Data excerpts

══════════════════════════════

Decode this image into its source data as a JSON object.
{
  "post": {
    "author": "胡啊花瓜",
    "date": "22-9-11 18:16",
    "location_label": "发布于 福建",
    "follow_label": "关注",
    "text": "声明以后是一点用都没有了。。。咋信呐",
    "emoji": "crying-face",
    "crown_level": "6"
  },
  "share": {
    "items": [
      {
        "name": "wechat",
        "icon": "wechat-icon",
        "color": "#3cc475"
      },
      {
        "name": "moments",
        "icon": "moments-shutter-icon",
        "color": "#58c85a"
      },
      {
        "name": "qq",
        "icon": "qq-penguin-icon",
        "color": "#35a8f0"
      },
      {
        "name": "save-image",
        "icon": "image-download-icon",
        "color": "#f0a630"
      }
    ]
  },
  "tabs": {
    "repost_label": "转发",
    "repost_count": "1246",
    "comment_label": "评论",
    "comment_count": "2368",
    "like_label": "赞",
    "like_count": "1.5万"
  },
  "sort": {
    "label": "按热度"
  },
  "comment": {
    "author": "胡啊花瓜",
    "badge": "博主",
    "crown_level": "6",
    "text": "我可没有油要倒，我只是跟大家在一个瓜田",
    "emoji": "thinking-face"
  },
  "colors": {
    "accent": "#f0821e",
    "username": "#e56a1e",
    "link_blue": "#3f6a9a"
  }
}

══════════════════════════════

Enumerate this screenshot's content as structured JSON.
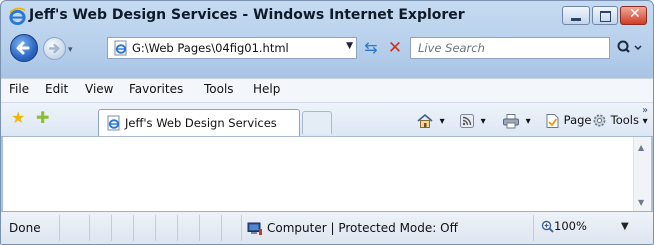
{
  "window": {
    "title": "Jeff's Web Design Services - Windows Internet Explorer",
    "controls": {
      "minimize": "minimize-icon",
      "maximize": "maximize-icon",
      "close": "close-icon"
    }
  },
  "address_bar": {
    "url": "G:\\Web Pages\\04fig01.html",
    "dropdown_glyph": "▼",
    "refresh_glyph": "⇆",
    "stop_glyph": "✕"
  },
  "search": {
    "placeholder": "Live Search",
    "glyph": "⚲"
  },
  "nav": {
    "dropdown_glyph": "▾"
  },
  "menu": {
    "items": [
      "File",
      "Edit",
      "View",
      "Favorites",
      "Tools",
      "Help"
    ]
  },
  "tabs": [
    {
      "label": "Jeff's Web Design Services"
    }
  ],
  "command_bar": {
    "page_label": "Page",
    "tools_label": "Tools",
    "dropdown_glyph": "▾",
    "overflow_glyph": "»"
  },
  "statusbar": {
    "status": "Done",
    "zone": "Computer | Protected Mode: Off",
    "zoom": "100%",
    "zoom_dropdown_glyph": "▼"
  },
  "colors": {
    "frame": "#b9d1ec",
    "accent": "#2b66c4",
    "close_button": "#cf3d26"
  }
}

══════════════════════════════

What you should do
Pick every line with "moments" in it and copy it.

Response
        "name": "moments",
        "icon": "moments-shutter-icon",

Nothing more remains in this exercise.